*EXERCISE BRIEF*. Output an exact reproduction of the data.

*TASK INPUT*.
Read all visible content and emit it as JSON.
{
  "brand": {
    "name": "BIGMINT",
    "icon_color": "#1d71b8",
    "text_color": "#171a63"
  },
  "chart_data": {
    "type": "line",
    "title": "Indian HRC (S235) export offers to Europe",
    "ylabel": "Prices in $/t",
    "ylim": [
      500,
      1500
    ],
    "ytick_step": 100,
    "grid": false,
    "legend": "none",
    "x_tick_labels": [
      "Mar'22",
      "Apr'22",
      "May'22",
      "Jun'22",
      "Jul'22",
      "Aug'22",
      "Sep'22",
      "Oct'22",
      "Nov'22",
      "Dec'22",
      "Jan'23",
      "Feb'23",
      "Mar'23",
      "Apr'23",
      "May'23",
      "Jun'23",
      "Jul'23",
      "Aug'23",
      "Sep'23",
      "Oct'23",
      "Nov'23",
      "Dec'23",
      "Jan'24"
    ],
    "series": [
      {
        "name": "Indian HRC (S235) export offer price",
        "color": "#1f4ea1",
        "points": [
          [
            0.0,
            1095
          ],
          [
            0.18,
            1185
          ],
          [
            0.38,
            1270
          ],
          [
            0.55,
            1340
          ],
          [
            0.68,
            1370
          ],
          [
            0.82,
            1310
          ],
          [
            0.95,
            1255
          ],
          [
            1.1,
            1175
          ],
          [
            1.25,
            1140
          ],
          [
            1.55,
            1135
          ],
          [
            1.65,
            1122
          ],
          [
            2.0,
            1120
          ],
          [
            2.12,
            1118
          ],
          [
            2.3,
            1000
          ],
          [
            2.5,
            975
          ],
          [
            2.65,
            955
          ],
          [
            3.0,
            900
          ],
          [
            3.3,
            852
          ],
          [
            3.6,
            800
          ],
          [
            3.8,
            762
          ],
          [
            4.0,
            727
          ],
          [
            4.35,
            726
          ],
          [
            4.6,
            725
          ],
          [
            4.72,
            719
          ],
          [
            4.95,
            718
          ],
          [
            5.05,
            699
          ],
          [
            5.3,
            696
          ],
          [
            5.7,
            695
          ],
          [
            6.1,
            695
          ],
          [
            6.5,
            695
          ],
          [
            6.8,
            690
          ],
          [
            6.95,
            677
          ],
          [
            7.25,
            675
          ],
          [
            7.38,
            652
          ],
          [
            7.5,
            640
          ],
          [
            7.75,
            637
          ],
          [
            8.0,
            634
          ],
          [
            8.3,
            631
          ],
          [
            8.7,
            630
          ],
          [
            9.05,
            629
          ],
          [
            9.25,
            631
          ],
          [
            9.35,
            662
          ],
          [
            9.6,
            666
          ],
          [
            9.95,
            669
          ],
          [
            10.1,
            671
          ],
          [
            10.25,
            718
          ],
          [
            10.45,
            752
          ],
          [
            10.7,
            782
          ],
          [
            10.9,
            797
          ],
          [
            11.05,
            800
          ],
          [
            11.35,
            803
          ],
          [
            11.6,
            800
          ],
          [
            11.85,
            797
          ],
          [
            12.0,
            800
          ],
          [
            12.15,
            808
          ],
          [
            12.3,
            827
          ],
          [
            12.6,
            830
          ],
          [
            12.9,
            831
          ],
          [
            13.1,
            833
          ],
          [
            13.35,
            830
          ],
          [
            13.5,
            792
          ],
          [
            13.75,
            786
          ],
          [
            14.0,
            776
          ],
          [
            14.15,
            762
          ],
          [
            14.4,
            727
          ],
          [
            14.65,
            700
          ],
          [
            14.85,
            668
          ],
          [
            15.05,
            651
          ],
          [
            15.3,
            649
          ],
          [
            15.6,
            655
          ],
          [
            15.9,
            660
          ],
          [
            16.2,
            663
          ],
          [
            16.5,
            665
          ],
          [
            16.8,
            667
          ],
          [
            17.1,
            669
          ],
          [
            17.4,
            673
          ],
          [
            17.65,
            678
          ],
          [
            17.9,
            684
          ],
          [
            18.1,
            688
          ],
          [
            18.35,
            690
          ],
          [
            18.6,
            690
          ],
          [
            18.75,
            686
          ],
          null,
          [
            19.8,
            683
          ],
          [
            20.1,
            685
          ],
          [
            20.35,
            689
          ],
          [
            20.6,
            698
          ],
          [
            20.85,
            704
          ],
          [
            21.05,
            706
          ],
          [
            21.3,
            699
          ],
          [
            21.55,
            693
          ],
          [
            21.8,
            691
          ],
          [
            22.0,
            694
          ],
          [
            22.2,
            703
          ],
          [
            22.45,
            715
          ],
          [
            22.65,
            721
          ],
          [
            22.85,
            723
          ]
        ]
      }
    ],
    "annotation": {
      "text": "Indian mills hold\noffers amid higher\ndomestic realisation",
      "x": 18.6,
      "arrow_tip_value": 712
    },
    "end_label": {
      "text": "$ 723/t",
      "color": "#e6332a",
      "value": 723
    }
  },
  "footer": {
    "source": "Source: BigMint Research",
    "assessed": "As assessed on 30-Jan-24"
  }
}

*SOLUTION BELOW*.
Read all visible content and emit it as JSON.
{
  "brand": {
    "name": "BIGMINT",
    "icon_color": "#1d71b8",
    "text_color": "#171a63"
  },
  "chart_data": {
    "type": "line",
    "title": "Indian HRC (S235) export offers to Europe",
    "ylabel": "Prices in $/t",
    "ylim": [
      500,
      1500
    ],
    "ytick_step": 100,
    "grid": false,
    "legend": "none",
    "x_tick_labels": [
      "Mar'22",
      "Apr'22",
      "May'22",
      "Jun'22",
      "Jul'22",
      "Aug'22",
      "Sep'22",
      "Oct'22",
      "Nov'22",
      "Dec'22",
      "Jan'23",
      "Feb'23",
      "Mar'23",
      "Apr'23",
      "May'23",
      "Jun'23",
      "Jul'23",
      "Aug'23",
      "Sep'23",
      "Oct'23",
      "Nov'23",
      "Dec'23",
      "Jan'24"
    ],
    "series": [
      {
        "name": "Indian HRC (S235) export offer price",
        "color": "#1f4ea1",
        "points": [
          [
            0.0,
            1095
          ],
          [
            0.18,
            1185
          ],
          [
            0.38,
            1270
          ],
          [
            0.55,
            1340
          ],
          [
            0.68,
            1370
          ],
          [
            0.82,
            1310
          ],
          [
            0.95,
            1255
          ],
          [
            1.1,
            1175
          ],
          [
            1.25,
            1140
          ],
          [
            1.55,
            1135
          ],
          [
            1.65,
            1122
          ],
          [
            2.0,
            1120
          ],
          [
            2.12,
            1118
          ],
          [
            2.3,
            1000
          ],
          [
            2.5,
            975
          ],
          [
            2.65,
            955
          ],
          [
            3.0,
            900
          ],
          [
            3.3,
            852
          ],
          [
            3.6,
            800
          ],
          [
            3.8,
            762
          ],
          [
            4.0,
            727
          ],
          [
            4.35,
            726
          ],
          [
            4.6,
            725
          ],
          [
            4.72,
            719
          ],
          [
            4.95,
            718
          ],
          [
            5.05,
            699
          ],
          [
            5.3,
            696
          ],
          [
            5.7,
            695
          ],
          [
            6.1,
            695
          ],
          [
            6.5,
            695
          ],
          [
            6.8,
            690
          ],
          [
            6.95,
            677
          ],
          [
            7.25,
            675
          ],
          [
            7.38,
            652
          ],
          [
            7.5,
            640
          ],
          [
            7.75,
            637
          ],
          [
            8.0,
            634
          ],
          [
            8.3,
            631
          ],
          [
            8.7,
            630
          ],
          [
            9.05,
            629
          ],
          [
            9.25,
            631
          ],
          [
            9.35,
            662
          ],
          [
            9.6,
            666
          ],
          [
            9.95,
            669
          ],
          [
            10.1,
            671
          ],
          [
            10.25,
            718
          ],
          [
            10.45,
            752
          ],
          [
            10.7,
            782
          ],
          [
            10.9,
            797
          ],
          [
            11.05,
            800
          ],
          [
            11.35,
            803
          ],
          [
            11.6,
            800
          ],
          [
            11.85,
            797
          ],
          [
            12.0,
            800
          ],
          [
            12.15,
            808
          ],
          [
            12.3,
            827
          ],
          [
            12.6,
            830
          ],
          [
            12.9,
            831
          ],
          [
            13.1,
            833
          ],
          [
            13.35,
            830
          ],
          [
            13.5,
            792
          ],
          [
            13.75,
            786
          ],
          [
            14.0,
            776
          ],
          [
            14.15,
            762
          ],
          [
            14.4,
            727
          ],
          [
            14.65,
            700
          ],
          [
            14.85,
            668
          ],
          [
            15.05,
            651
          ],
          [
            15.3,
            649
          ],
          [
            15.6,
            655
          ],
          [
            15.9,
            660
          ],
          [
            16.2,
            663
          ],
          [
            16.5,
            665
          ],
          [
            16.8,
            667
          ],
          [
            17.1,
            669
          ],
          [
            17.4,
            673
          ],
          [
            17.65,
            678
          ],
          [
            17.9,
            684
          ],
          [
            18.1,
            688
          ],
          [
            18.35,
            690
          ],
          [
            18.6,
            690
          ],
          [
            18.75,
            686
          ],
          null,
          [
            19.8,
            683
          ],
          [
            20.1,
            685
          ],
          [
            20.35,
            689
          ],
          [
            20.6,
            698
          ],
          [
            20.85,
            704
          ],
          [
            21.05,
            706
          ],
          [
            21.3,
            699
          ],
          [
            21.55,
            693
          ],
          [
            21.8,
            691
          ],
          [
            22.0,
            694
          ],
          [
            22.2,
            703
          ],
          [
            22.45,
            715
          ],
          [
            22.65,
            721
          ],
          [
            22.85,
            723
          ]
        ]
      }
    ],
    "annotation": {
      "text": "Indian mills hold\noffers amid higher\ndomestic realisation",
      "x": 18.6,
      "arrow_tip_value": 712
    },
    "end_label": {
      "text": "$ 723/t",
      "color": "#e6332a",
      "value": 723
    }
  },
  "footer": {
    "source": "Source: BigMint Research",
    "assessed": "As assessed on 30-Jan-24"
  }
}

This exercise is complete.